# [Texto extraído]
####

Segundo a Defensoria, o projétil que atingiu as crianças é compatível com os fuzis utilizados pelos policiais presentes na viatura do 15º Batalhão da PM, mas o confronto balístico foi inconclusivo.
A revisão das provas foi feita pelo Projeto Mirante, iniciativa subsidiada pela Secretaria de Acesso à Justiça do Ministério da Justiça e Segurança Pública (SAJU-MJSP), voltada para a análise técnica e a reconstrução de casos envolvendo violações de direitos humanos.
Defensoria levanta várias dúvidas
Registros do equipamento da viatura revelam que o veículo trafegava em baixa velocidade na área no momento do incidente, retornando ao local horas depois, sem justificativa plausível.
O relatório tridimensional inclui ainda análises detalhadas da trajetória potencial do disparo e posicionamento das vítimas, usando modelagem 3D baseada em imagens de satélite, fotografias e dados periciais.
O documento conclui que o disparo poderia ter sido efetuado por policiais posicionados no lado direito do veículo, contestando os resultados do laudo oficial.
Como foram as investigações iniciais?
O inquérito policial, arquivado em 2022, concluiu que os disparos foram efetuados por traficantes que queriam atingir a viatura, mas erraram e acertaram as crianças. Essa tese foi contestada por familiares e testemunhas, que alegaram que o disparo partiu da viatura policial.

####

# [Instruções da tarefa]
De acordo com o texto extraído, qual iniciativa fez a revisão das provas? Baseie-se somente no texto extraído.

####

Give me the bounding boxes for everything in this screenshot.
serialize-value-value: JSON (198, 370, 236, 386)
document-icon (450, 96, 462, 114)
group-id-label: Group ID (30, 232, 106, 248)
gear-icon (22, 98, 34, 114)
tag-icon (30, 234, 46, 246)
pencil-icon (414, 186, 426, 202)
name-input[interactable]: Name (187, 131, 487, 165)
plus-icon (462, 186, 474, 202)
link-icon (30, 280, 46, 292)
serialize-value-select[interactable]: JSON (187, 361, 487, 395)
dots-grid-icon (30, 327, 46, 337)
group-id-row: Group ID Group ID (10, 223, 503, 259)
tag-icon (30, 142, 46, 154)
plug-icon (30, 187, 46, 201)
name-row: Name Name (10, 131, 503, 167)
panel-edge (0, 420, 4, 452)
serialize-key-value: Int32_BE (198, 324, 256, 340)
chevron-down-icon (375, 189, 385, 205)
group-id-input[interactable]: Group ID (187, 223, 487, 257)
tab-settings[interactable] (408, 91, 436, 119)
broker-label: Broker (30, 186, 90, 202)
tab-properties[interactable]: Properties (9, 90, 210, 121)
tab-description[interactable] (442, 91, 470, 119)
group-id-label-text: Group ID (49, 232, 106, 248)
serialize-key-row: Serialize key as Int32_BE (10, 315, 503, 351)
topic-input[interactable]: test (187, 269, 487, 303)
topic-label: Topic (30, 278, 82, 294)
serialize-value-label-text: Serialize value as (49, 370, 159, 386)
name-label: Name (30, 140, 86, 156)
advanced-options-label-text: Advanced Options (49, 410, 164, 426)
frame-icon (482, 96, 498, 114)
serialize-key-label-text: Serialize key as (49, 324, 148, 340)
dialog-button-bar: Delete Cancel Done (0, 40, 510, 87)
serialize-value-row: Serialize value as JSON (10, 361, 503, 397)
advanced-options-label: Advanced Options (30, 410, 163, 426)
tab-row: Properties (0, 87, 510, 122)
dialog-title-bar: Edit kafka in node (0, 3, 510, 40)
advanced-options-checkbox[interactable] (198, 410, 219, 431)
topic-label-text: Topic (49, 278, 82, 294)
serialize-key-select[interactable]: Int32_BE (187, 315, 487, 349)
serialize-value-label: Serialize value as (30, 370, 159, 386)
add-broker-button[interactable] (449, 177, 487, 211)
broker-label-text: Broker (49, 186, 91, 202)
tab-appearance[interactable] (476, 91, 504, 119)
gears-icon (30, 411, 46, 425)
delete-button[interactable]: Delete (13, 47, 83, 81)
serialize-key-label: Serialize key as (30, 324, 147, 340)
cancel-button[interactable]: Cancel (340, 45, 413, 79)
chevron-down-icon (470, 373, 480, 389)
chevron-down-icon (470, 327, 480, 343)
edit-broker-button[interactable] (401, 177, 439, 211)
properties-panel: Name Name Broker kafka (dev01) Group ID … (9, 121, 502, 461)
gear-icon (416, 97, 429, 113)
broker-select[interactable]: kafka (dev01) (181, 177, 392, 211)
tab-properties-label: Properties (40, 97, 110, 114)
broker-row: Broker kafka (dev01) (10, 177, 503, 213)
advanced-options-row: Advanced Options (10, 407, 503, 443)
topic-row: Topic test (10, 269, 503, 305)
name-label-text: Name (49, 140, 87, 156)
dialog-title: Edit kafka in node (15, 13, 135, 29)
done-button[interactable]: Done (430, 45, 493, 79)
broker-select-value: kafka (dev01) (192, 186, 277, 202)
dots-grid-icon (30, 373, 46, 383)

####

# [Resposta à tarefa]
O Projeto Mirante.